WORK REQUEST:
Whenever a line carries the word "value", pull it out of the entries.

DATA FOR ANALYSIS:
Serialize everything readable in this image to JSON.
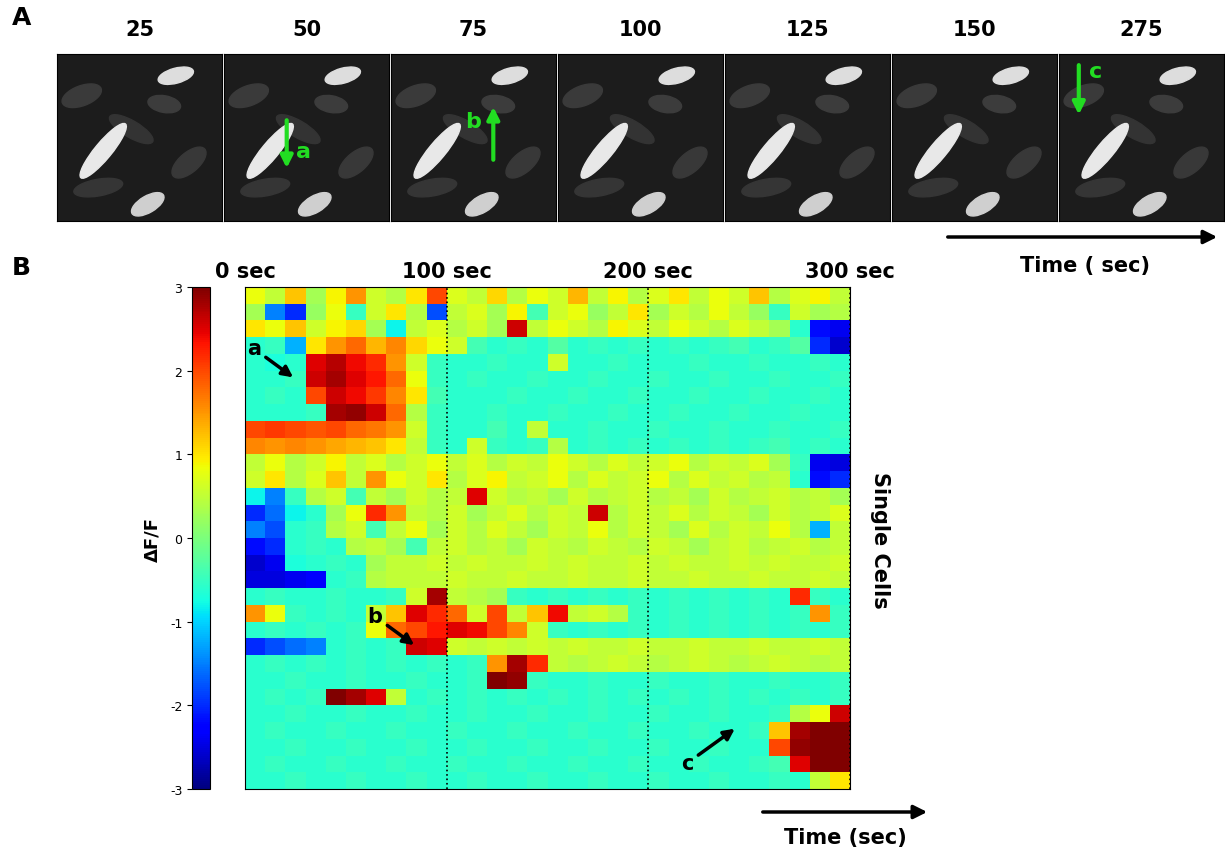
{
  "panel_a": {
    "label": "A",
    "frames": [
      25,
      50,
      75,
      100,
      125,
      150,
      275
    ],
    "annotations": [
      {
        "text": "a",
        "frame": 50
      },
      {
        "text": "b",
        "frame": 75
      },
      {
        "text": "c",
        "frame": 275
      }
    ],
    "color": "#22dd22",
    "time_label": "Time ( sec)"
  },
  "chart_data": {
    "type": "heatmap",
    "label": "B",
    "x_label": "Time (sec)",
    "y_label": "Single Cells",
    "xlim": [
      0,
      300
    ],
    "xticks": [
      {
        "value": 0,
        "label": "0 sec"
      },
      {
        "value": 100,
        "label": "100 sec"
      },
      {
        "value": 200,
        "label": "200 sec"
      },
      {
        "value": 300,
        "label": "300 sec"
      }
    ],
    "grid": true,
    "tick_labels": "x",
    "color": "jet",
    "colorbar_label": "ΔF/F",
    "colorbar_range": [
      -3,
      3
    ],
    "colorbar_ticks": [
      -3,
      -2,
      -1,
      0,
      1,
      2,
      3
    ],
    "bins": [
      0,
      10,
      20,
      30,
      40,
      50,
      60,
      70,
      80,
      90,
      100,
      110,
      120,
      130,
      140,
      150,
      160,
      170,
      180,
      190,
      200,
      210,
      220,
      230,
      240,
      250,
      260,
      270,
      280,
      290,
      300
    ],
    "annotations": [
      {
        "text": "a",
        "x": 25,
        "row": 5.5
      },
      {
        "text": "b",
        "x": 85,
        "row": 21.5
      },
      {
        "text": "c",
        "x": 244,
        "row": 26.3
      }
    ],
    "cells": [
      [
        0.8,
        0.5,
        1.2,
        0.3,
        0.9,
        1.5,
        0.6,
        0.4,
        1.0,
        2.0,
        0.7,
        0.5,
        1.1,
        0.4,
        0.8,
        0.6,
        1.3,
        0.5,
        0.9,
        0.4,
        0.7,
        1.0,
        0.5,
        0.8,
        0.6,
        1.2,
        0.4,
        0.7,
        0.9,
        0.5
      ],
      [
        0.3,
        -1.5,
        -2.0,
        0.2,
        0.8,
        -0.5,
        0.6,
        1.0,
        0.4,
        -1.8,
        0.5,
        0.7,
        0.3,
        0.9,
        -0.4,
        0.6,
        0.8,
        0.2,
        0.5,
        1.0,
        0.3,
        0.6,
        0.4,
        0.8,
        0.5,
        0.2,
        -0.5,
        0.6,
        0.3,
        0.4
      ],
      [
        1.0,
        0.8,
        1.2,
        0.6,
        0.9,
        1.1,
        0.3,
        -0.8,
        0.5,
        0.7,
        0.4,
        0.6,
        0.3,
        2.6,
        0.5,
        0.8,
        0.6,
        0.4,
        0.9,
        0.7,
        0.5,
        0.8,
        0.6,
        0.4,
        0.7,
        0.5,
        0.3,
        -0.6,
        -2.2,
        -2.4
      ],
      [
        -0.6,
        -0.5,
        -1.2,
        1.0,
        1.5,
        1.8,
        1.3,
        1.6,
        1.1,
        0.8,
        0.6,
        -0.4,
        -0.6,
        -0.5,
        -0.6,
        -0.3,
        -0.6,
        -0.5,
        -0.6,
        -0.5,
        -0.6,
        -0.5,
        -0.6,
        -0.5,
        -0.4,
        -0.6,
        -0.5,
        -0.3,
        -2.0,
        -2.6
      ],
      [
        -0.6,
        -0.7,
        -0.6,
        2.5,
        2.7,
        2.4,
        2.2,
        1.5,
        0.6,
        -0.5,
        -0.6,
        -0.6,
        -0.5,
        -0.6,
        -0.6,
        0.6,
        -0.6,
        -0.6,
        -0.5,
        -0.6,
        -0.6,
        -0.6,
        -0.5,
        -0.6,
        -0.6,
        -0.5,
        -0.6,
        -0.6,
        -0.5,
        -0.6
      ],
      [
        -0.6,
        -0.6,
        -0.5,
        2.6,
        2.8,
        2.5,
        2.3,
        1.8,
        0.8,
        -0.5,
        -0.6,
        -0.5,
        -0.6,
        -0.6,
        -0.5,
        -0.6,
        -0.6,
        -0.5,
        -0.6,
        -0.6,
        -0.5,
        -0.6,
        -0.6,
        -0.5,
        -0.6,
        -0.6,
        -0.5,
        -0.6,
        -0.6,
        -0.5
      ],
      [
        -0.6,
        -0.5,
        -0.6,
        2.0,
        2.6,
        2.4,
        2.1,
        1.6,
        1.0,
        -0.4,
        -0.6,
        -0.6,
        -0.6,
        -0.5,
        -0.6,
        -0.6,
        -0.5,
        -0.6,
        -0.6,
        -0.5,
        -0.6,
        -0.6,
        -0.5,
        -0.6,
        -0.6,
        -0.5,
        -0.6,
        -0.6,
        -0.5,
        -0.6
      ],
      [
        -0.6,
        -0.6,
        -0.6,
        -0.5,
        2.8,
        2.9,
        2.6,
        1.8,
        0.4,
        -0.5,
        -0.6,
        -0.6,
        -0.5,
        -0.6,
        -0.6,
        -0.5,
        -0.6,
        -0.6,
        -0.5,
        -0.6,
        -0.6,
        -0.5,
        -0.6,
        -0.6,
        -0.5,
        -0.6,
        -0.6,
        -0.5,
        -0.6,
        -0.6
      ],
      [
        2.0,
        2.1,
        2.0,
        1.9,
        2.0,
        1.8,
        1.7,
        1.5,
        0.6,
        -0.5,
        -0.6,
        -0.6,
        -0.4,
        -0.6,
        0.5,
        -0.6,
        -0.6,
        -0.5,
        -0.6,
        -0.6,
        -0.5,
        -0.6,
        -0.6,
        -0.5,
        -0.6,
        -0.6,
        -0.5,
        -0.6,
        -0.6,
        -0.5
      ],
      [
        1.6,
        1.5,
        1.6,
        1.5,
        1.4,
        1.3,
        1.2,
        1.0,
        0.5,
        -0.5,
        -0.6,
        0.6,
        -0.5,
        -0.6,
        -0.5,
        0.4,
        -0.6,
        -0.5,
        -0.6,
        -0.5,
        -0.6,
        -0.5,
        -0.6,
        -0.5,
        -0.6,
        -0.5,
        -0.4,
        -0.6,
        -0.5,
        -0.6
      ],
      [
        0.5,
        0.8,
        0.4,
        0.6,
        0.9,
        0.5,
        0.7,
        0.4,
        0.6,
        0.8,
        0.5,
        0.7,
        0.4,
        0.6,
        0.5,
        0.8,
        0.6,
        0.4,
        0.7,
        0.5,
        0.6,
        0.8,
        0.4,
        0.6,
        0.5,
        0.7,
        0.3,
        -0.5,
        -2.4,
        -2.5
      ],
      [
        0.6,
        1.0,
        0.4,
        0.7,
        1.2,
        0.5,
        1.5,
        0.8,
        0.6,
        1.0,
        0.4,
        0.7,
        0.9,
        0.5,
        0.6,
        0.8,
        0.4,
        0.7,
        0.5,
        0.6,
        0.8,
        0.4,
        0.7,
        0.5,
        0.6,
        0.4,
        0.5,
        -0.6,
        -2.2,
        -2.0
      ],
      [
        -0.8,
        -1.5,
        -0.5,
        0.4,
        0.6,
        -0.4,
        0.5,
        0.3,
        0.6,
        0.4,
        0.5,
        2.5,
        0.6,
        0.4,
        0.5,
        0.3,
        0.6,
        0.4,
        0.5,
        0.6,
        0.4,
        0.5,
        0.3,
        0.6,
        0.4,
        0.5,
        0.6,
        0.4,
        0.5,
        0.3
      ],
      [
        -2.0,
        -1.6,
        -0.8,
        -0.6,
        0.3,
        0.8,
        2.2,
        1.5,
        0.5,
        0.4,
        0.6,
        0.3,
        0.5,
        0.7,
        0.4,
        0.6,
        0.5,
        2.6,
        0.4,
        0.6,
        0.5,
        0.7,
        0.4,
        0.6,
        0.5,
        0.3,
        0.6,
        0.4,
        0.5,
        0.7
      ],
      [
        -1.5,
        -1.8,
        -0.6,
        -0.5,
        0.4,
        0.6,
        -0.4,
        0.5,
        0.8,
        0.3,
        0.6,
        0.4,
        0.7,
        0.5,
        0.3,
        0.6,
        0.5,
        0.8,
        0.4,
        0.6,
        0.5,
        0.3,
        0.7,
        0.4,
        0.6,
        0.5,
        0.8,
        0.4,
        -1.2,
        0.5
      ],
      [
        -2.2,
        -2.0,
        -0.6,
        -0.5,
        -0.6,
        0.4,
        0.5,
        0.3,
        -0.4,
        0.5,
        0.6,
        0.4,
        0.5,
        0.3,
        0.6,
        0.5,
        0.4,
        0.6,
        0.5,
        0.4,
        0.6,
        0.5,
        0.3,
        0.5,
        0.6,
        0.4,
        0.5,
        0.6,
        0.4,
        0.5
      ],
      [
        -2.6,
        -2.4,
        -0.7,
        -0.6,
        -0.5,
        -0.6,
        0.3,
        0.5,
        0.5,
        0.6,
        0.5,
        0.6,
        0.5,
        0.5,
        0.6,
        0.5,
        0.6,
        0.5,
        0.5,
        0.6,
        0.5,
        0.6,
        0.5,
        0.5,
        0.6,
        0.5,
        0.6,
        0.5,
        0.5,
        0.6
      ],
      [
        -2.5,
        -2.5,
        -2.4,
        -2.3,
        -0.6,
        -0.5,
        0.4,
        0.5,
        0.5,
        0.5,
        0.6,
        0.5,
        0.5,
        0.6,
        0.5,
        0.5,
        0.6,
        0.5,
        0.5,
        0.6,
        0.5,
        0.5,
        0.6,
        0.5,
        0.5,
        0.6,
        0.5,
        0.5,
        0.6,
        0.5
      ],
      [
        -0.6,
        -0.5,
        -0.6,
        -0.6,
        -0.5,
        -0.6,
        -0.6,
        -0.5,
        0.6,
        2.8,
        0.5,
        0.4,
        0.3,
        -0.5,
        -0.6,
        -0.5,
        -0.6,
        -0.5,
        -0.6,
        -0.5,
        -0.6,
        -0.5,
        -0.6,
        -0.5,
        -0.6,
        -0.5,
        -0.6,
        2.2,
        -0.5,
        -0.6
      ],
      [
        1.5,
        0.8,
        -0.5,
        -0.6,
        -0.5,
        -0.6,
        0.5,
        1.2,
        2.5,
        2.2,
        1.8,
        0.6,
        2.0,
        0.5,
        1.2,
        2.4,
        0.5,
        0.6,
        0.4,
        -0.5,
        -0.6,
        -0.5,
        -0.6,
        -0.5,
        -0.6,
        -0.5,
        -0.6,
        -0.5,
        1.5,
        -0.5
      ],
      [
        -0.6,
        -0.5,
        -0.6,
        -0.5,
        -0.6,
        -0.5,
        0.8,
        1.8,
        2.0,
        2.3,
        2.5,
        2.4,
        2.0,
        1.6,
        0.6,
        -0.5,
        -0.6,
        -0.5,
        -0.6,
        -0.5,
        -0.6,
        -0.5,
        -0.6,
        -0.5,
        -0.6,
        -0.5,
        -0.6,
        -0.5,
        -0.6,
        -0.5
      ],
      [
        -2.0,
        -1.8,
        -1.6,
        -1.5,
        -0.6,
        -0.5,
        -0.6,
        -0.5,
        2.6,
        2.5,
        0.6,
        0.5,
        0.6,
        0.5,
        0.6,
        0.5,
        0.6,
        0.5,
        0.5,
        0.6,
        0.5,
        0.5,
        0.6,
        0.5,
        0.5,
        0.6,
        0.5,
        0.5,
        0.6,
        0.5
      ],
      [
        -0.6,
        -0.5,
        -0.6,
        -0.5,
        -0.6,
        -0.5,
        -0.6,
        -0.5,
        -0.6,
        -0.5,
        -0.6,
        -0.5,
        1.5,
        2.8,
        2.2,
        0.5,
        0.4,
        0.5,
        0.6,
        0.5,
        0.4,
        0.5,
        0.6,
        0.5,
        0.4,
        0.5,
        0.6,
        0.5,
        0.4,
        0.5
      ],
      [
        -0.6,
        -0.6,
        -0.5,
        -0.6,
        -0.6,
        -0.5,
        -0.6,
        -0.6,
        -0.5,
        -0.6,
        -0.6,
        -0.5,
        3.0,
        2.9,
        -0.5,
        -0.6,
        -0.6,
        -0.5,
        -0.6,
        -0.6,
        -0.5,
        -0.6,
        -0.6,
        -0.5,
        -0.6,
        -0.6,
        -0.5,
        -0.6,
        -0.6,
        -0.5
      ],
      [
        -0.6,
        -0.5,
        -0.6,
        -0.5,
        3.0,
        2.8,
        2.5,
        0.5,
        -0.6,
        -0.5,
        -0.6,
        -0.5,
        -0.6,
        -0.5,
        -0.6,
        -0.5,
        -0.6,
        -0.5,
        -0.6,
        -0.5,
        -0.6,
        -0.5,
        -0.6,
        -0.5,
        -0.6,
        -0.5,
        -0.6,
        -0.5,
        -0.6,
        -0.5
      ],
      [
        -0.6,
        -0.6,
        -0.5,
        -0.6,
        -0.6,
        -0.5,
        -0.6,
        -0.6,
        -0.5,
        -0.6,
        -0.6,
        -0.5,
        -0.6,
        -0.6,
        -0.5,
        -0.6,
        -0.6,
        -0.5,
        -0.6,
        -0.6,
        -0.5,
        -0.6,
        -0.6,
        -0.5,
        -0.6,
        -0.6,
        -0.5,
        0.4,
        0.8,
        2.6
      ],
      [
        -0.6,
        -0.5,
        -0.6,
        -0.6,
        -0.5,
        -0.6,
        -0.6,
        -0.5,
        -0.6,
        -0.6,
        -0.5,
        -0.6,
        -0.6,
        -0.5,
        -0.6,
        -0.6,
        -0.5,
        -0.6,
        -0.6,
        -0.5,
        -0.6,
        -0.6,
        -0.5,
        -0.6,
        -0.6,
        -0.5,
        1.2,
        2.8,
        3.0,
        3.0
      ],
      [
        -0.6,
        -0.6,
        -0.5,
        -0.6,
        -0.6,
        -0.5,
        -0.6,
        -0.6,
        -0.5,
        -0.6,
        -0.6,
        -0.5,
        -0.6,
        -0.6,
        -0.5,
        -0.6,
        -0.6,
        -0.5,
        -0.6,
        -0.6,
        -0.5,
        -0.6,
        -0.6,
        -0.5,
        -0.6,
        -0.6,
        2.0,
        2.9,
        3.0,
        3.0
      ],
      [
        -0.6,
        -0.5,
        -0.6,
        -0.6,
        -0.5,
        -0.6,
        -0.6,
        -0.5,
        -0.6,
        -0.6,
        -0.5,
        -0.6,
        -0.6,
        -0.5,
        -0.6,
        -0.6,
        -0.5,
        -0.6,
        -0.6,
        -0.5,
        -0.6,
        -0.6,
        -0.5,
        -0.6,
        -0.6,
        -0.5,
        -0.4,
        2.5,
        3.0,
        3.0
      ],
      [
        -0.6,
        -0.6,
        -0.5,
        -0.6,
        -0.6,
        -0.5,
        -0.6,
        -0.6,
        -0.5,
        -0.6,
        -0.6,
        -0.5,
        -0.6,
        -0.6,
        -0.5,
        -0.6,
        -0.6,
        -0.5,
        -0.6,
        -0.6,
        -0.5,
        -0.6,
        -0.6,
        -0.5,
        -0.6,
        -0.6,
        -0.5,
        -0.6,
        0.5,
        1.0
      ]
    ]
  }
}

ANSWER TO THIS TASK:
        "value": 0,
        "value": 100,
        "value": 200,
        "value": 300,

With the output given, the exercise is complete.